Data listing
** begin **

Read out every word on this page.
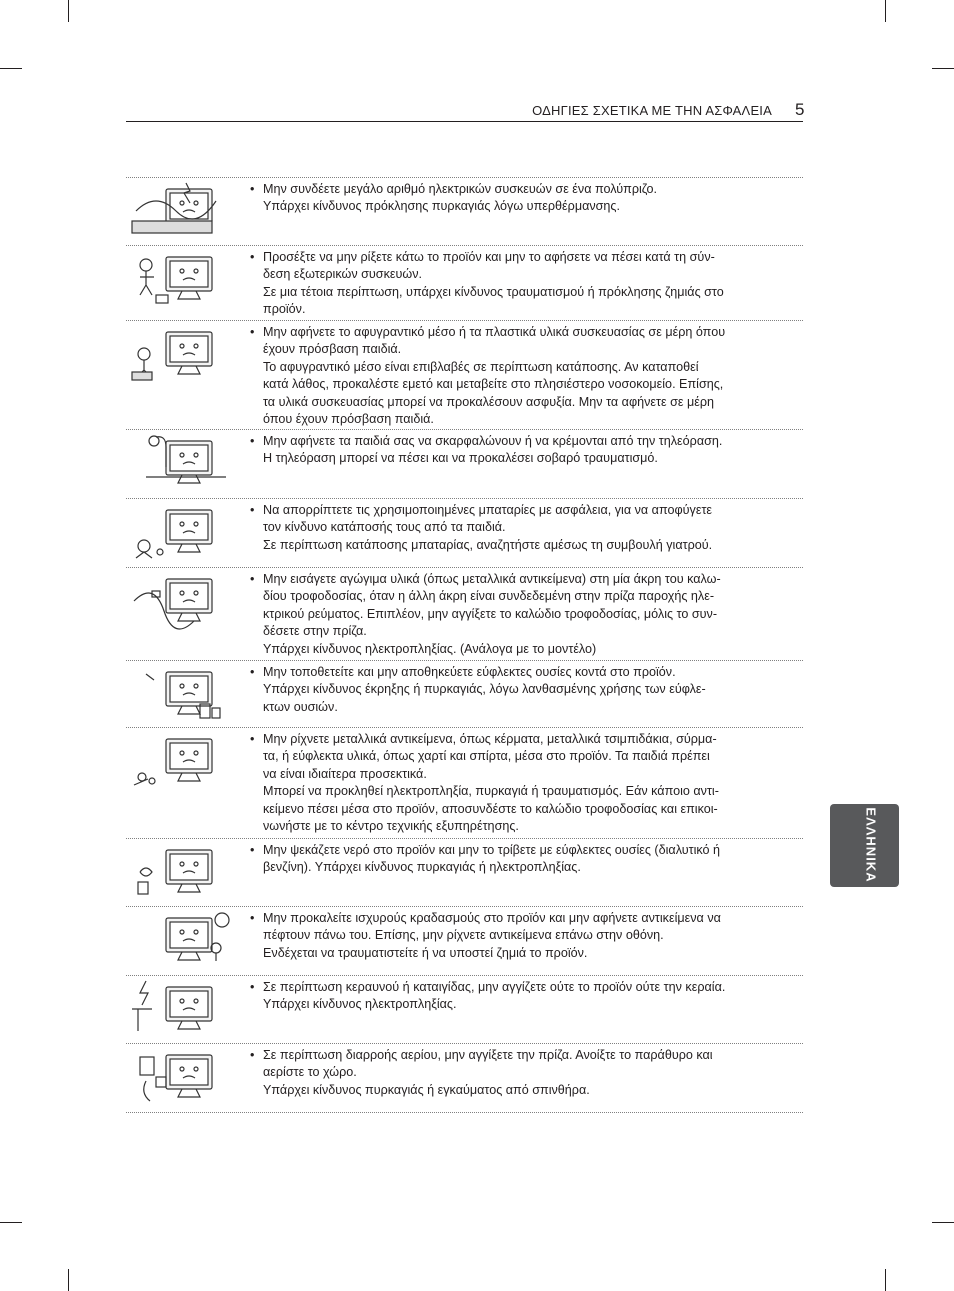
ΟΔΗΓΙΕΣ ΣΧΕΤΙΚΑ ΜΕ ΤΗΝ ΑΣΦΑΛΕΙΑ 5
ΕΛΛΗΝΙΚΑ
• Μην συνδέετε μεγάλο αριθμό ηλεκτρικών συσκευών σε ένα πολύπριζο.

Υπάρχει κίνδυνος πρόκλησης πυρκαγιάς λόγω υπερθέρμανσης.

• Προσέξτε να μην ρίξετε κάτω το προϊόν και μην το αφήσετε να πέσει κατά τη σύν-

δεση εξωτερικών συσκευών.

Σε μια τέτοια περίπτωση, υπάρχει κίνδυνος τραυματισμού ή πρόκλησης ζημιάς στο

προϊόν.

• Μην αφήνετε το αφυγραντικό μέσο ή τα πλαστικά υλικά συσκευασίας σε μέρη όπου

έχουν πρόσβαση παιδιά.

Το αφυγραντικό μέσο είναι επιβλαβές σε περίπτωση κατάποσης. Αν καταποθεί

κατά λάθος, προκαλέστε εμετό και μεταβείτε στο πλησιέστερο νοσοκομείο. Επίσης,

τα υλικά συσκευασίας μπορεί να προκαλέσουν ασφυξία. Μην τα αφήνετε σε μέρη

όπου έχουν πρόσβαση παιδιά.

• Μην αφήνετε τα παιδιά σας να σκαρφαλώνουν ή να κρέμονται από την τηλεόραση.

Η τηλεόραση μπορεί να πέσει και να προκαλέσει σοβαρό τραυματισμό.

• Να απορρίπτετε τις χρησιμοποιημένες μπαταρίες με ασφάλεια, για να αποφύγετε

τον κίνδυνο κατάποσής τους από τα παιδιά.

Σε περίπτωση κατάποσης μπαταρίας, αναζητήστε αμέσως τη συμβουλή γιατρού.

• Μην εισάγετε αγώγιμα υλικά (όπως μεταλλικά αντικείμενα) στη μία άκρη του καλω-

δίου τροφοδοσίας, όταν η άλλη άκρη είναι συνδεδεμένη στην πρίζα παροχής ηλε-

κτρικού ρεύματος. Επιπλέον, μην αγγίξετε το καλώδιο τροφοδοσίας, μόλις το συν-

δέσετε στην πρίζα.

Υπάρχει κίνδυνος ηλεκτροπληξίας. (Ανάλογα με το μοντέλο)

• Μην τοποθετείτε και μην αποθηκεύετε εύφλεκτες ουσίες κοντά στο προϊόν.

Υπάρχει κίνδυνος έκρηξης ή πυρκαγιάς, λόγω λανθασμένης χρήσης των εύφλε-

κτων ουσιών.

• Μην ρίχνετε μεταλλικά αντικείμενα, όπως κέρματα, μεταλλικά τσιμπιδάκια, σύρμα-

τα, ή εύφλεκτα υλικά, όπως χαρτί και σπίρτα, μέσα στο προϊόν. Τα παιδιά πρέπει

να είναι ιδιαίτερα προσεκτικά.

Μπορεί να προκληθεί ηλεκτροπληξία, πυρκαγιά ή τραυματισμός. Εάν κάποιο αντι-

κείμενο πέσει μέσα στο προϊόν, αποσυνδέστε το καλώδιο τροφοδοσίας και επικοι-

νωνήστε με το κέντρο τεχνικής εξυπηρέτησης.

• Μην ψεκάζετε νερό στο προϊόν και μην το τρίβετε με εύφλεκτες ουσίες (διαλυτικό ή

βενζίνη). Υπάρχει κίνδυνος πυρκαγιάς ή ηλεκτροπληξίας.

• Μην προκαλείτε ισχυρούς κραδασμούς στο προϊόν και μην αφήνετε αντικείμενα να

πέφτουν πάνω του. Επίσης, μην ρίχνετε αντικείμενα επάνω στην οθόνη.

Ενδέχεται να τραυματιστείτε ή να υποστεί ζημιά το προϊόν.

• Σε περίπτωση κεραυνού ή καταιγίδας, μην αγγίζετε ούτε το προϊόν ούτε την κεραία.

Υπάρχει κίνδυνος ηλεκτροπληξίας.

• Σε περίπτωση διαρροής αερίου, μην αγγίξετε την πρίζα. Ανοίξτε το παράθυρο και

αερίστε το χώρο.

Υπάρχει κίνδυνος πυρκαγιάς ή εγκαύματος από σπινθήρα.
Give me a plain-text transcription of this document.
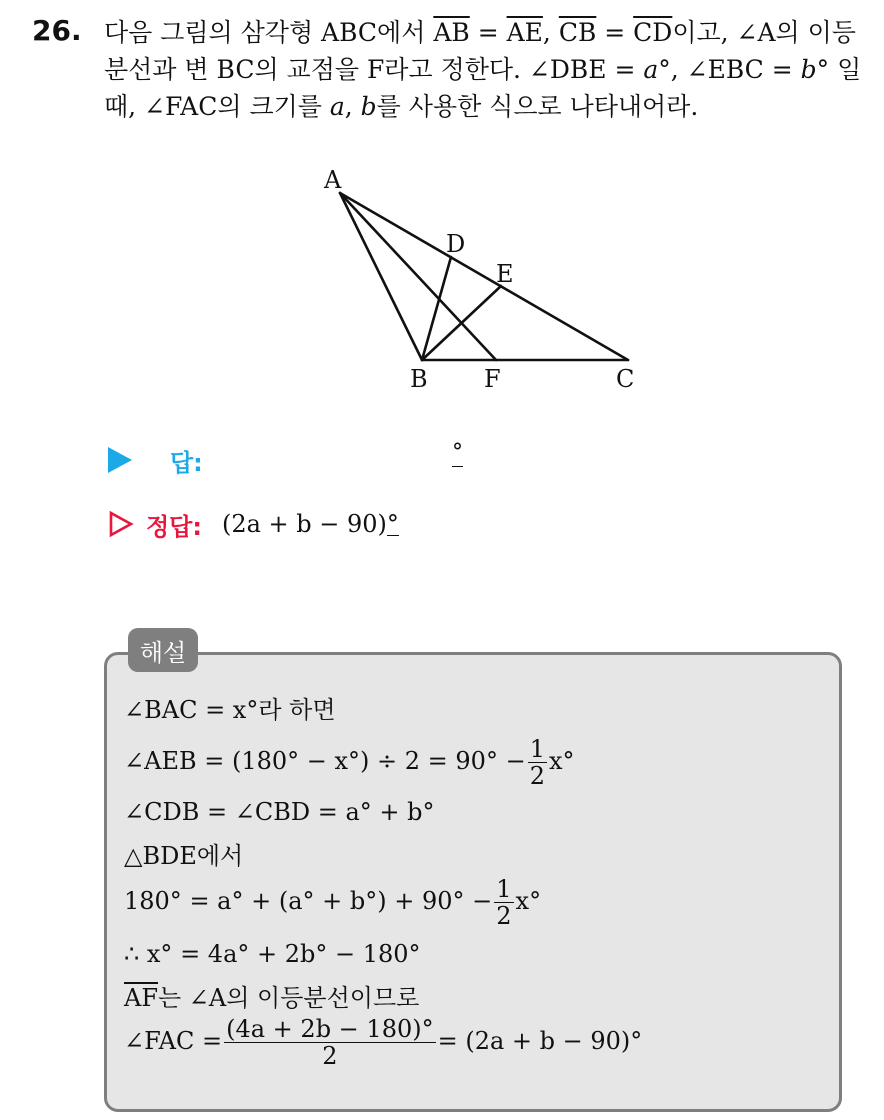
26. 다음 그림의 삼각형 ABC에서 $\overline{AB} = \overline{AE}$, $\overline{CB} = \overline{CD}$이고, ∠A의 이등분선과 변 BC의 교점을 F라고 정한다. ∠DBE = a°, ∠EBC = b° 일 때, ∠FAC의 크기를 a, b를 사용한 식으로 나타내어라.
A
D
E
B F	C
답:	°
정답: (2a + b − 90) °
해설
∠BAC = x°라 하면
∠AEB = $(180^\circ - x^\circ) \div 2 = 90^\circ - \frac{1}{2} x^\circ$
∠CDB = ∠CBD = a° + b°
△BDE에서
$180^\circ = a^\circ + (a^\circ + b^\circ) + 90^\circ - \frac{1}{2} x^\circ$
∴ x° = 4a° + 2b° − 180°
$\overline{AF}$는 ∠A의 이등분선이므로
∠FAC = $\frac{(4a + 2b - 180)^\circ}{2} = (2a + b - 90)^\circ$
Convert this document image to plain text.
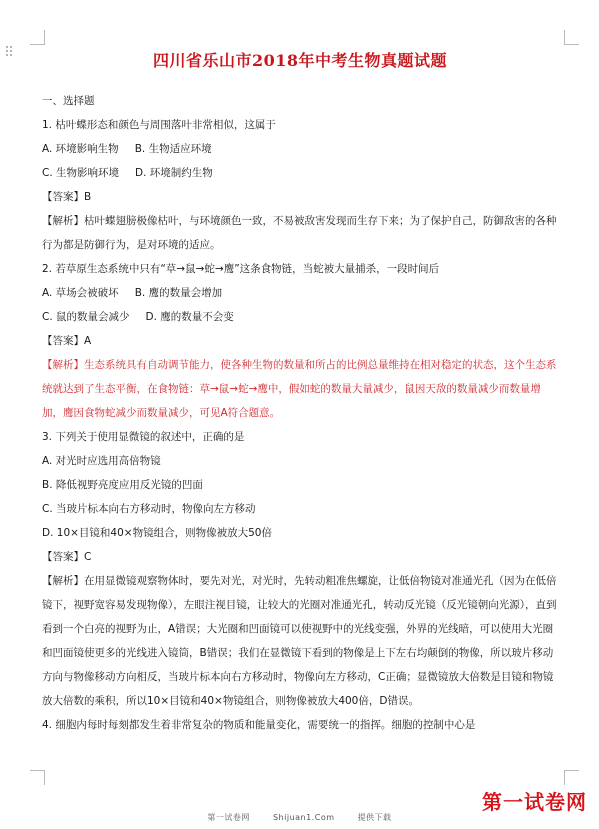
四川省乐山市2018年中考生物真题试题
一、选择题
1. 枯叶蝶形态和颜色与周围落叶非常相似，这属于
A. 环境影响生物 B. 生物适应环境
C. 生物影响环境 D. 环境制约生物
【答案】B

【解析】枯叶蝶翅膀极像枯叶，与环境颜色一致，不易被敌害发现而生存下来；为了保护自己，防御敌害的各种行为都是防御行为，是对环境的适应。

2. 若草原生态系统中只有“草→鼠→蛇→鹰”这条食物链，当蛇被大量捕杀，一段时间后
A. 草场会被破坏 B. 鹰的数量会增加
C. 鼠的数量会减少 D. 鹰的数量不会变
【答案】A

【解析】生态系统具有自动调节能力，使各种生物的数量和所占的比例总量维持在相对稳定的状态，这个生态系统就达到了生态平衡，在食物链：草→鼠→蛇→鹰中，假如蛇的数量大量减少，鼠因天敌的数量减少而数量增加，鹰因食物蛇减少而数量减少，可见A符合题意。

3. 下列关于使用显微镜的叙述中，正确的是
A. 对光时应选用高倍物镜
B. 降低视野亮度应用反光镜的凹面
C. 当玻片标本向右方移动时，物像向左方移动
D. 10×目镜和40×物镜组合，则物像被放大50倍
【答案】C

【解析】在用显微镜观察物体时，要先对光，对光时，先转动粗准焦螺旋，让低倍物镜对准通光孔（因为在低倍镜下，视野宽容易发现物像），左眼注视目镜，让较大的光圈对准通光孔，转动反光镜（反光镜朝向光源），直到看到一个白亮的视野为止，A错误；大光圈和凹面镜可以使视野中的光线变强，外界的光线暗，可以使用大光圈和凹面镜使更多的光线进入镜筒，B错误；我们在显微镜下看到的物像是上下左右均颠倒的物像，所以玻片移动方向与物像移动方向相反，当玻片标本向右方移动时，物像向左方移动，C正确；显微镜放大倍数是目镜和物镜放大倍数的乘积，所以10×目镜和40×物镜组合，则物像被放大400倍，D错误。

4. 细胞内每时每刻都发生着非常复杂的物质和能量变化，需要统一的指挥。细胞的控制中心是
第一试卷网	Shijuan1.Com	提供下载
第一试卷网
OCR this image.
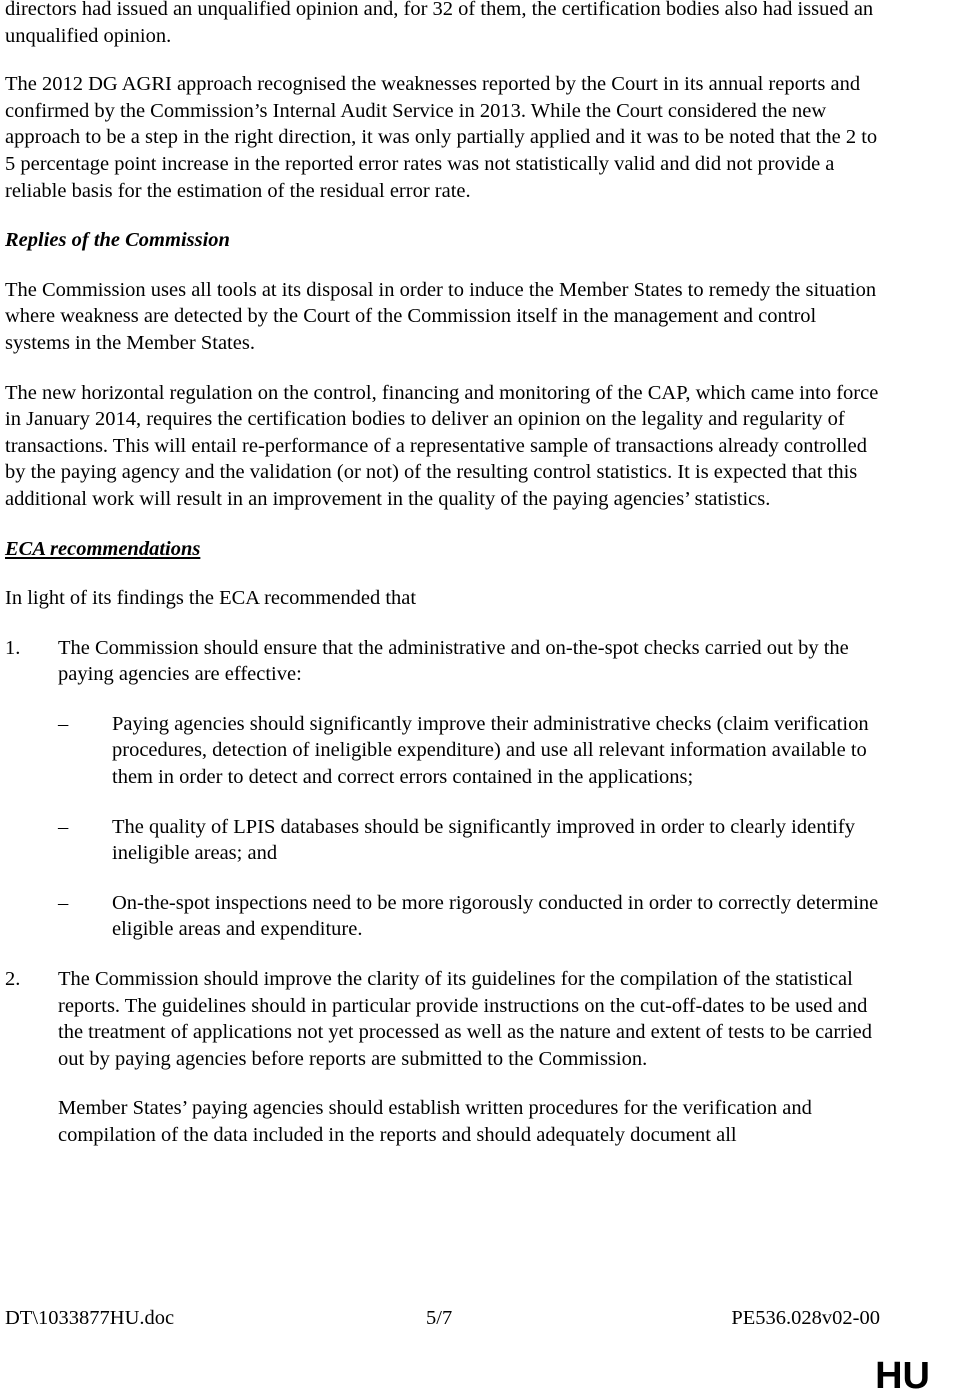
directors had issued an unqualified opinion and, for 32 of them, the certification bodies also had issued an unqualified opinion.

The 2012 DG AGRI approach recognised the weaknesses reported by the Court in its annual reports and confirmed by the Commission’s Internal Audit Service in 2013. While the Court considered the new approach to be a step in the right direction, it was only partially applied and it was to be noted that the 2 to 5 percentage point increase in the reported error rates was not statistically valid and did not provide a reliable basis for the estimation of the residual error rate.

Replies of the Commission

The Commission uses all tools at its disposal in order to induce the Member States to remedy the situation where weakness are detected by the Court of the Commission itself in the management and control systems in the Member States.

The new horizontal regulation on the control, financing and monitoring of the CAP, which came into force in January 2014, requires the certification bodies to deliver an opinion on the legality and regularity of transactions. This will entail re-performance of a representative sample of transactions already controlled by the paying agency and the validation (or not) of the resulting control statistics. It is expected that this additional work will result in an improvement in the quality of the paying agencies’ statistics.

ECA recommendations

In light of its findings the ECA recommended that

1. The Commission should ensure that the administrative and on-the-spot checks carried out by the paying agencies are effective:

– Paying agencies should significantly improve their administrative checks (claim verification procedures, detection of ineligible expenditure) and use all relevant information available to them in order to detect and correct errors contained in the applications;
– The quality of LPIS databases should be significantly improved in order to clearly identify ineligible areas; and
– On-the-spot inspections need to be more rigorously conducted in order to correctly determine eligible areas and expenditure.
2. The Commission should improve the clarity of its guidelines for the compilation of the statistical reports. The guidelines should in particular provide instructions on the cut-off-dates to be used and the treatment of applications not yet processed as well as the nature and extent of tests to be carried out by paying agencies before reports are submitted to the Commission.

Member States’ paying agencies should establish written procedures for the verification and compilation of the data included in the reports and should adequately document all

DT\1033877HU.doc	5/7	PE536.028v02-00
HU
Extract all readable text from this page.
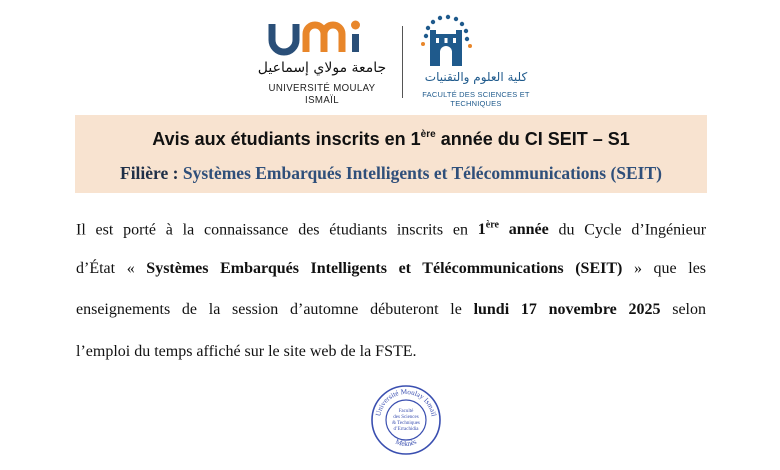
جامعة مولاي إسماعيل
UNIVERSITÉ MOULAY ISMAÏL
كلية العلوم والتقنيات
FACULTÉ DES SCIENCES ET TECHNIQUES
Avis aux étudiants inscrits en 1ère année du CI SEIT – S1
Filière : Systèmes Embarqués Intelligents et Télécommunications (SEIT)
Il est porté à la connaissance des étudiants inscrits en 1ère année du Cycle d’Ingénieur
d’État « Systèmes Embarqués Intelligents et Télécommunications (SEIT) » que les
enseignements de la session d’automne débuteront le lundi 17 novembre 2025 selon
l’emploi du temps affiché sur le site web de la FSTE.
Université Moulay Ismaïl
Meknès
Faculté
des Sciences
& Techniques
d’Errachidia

** end **

## The problem
Extract every line containing the string "μέρη" from the material.

## Answer to the exercise
• Μην αφήνετε το αφυγραντικό μέσο ή τα πλαστικά υλικά συσκευασίας σε μέρη όπου
τα υλικά συσκευασίας μπορεί να προκαλέσουν ασφυξία. Μην τα αφήνετε σε μέρη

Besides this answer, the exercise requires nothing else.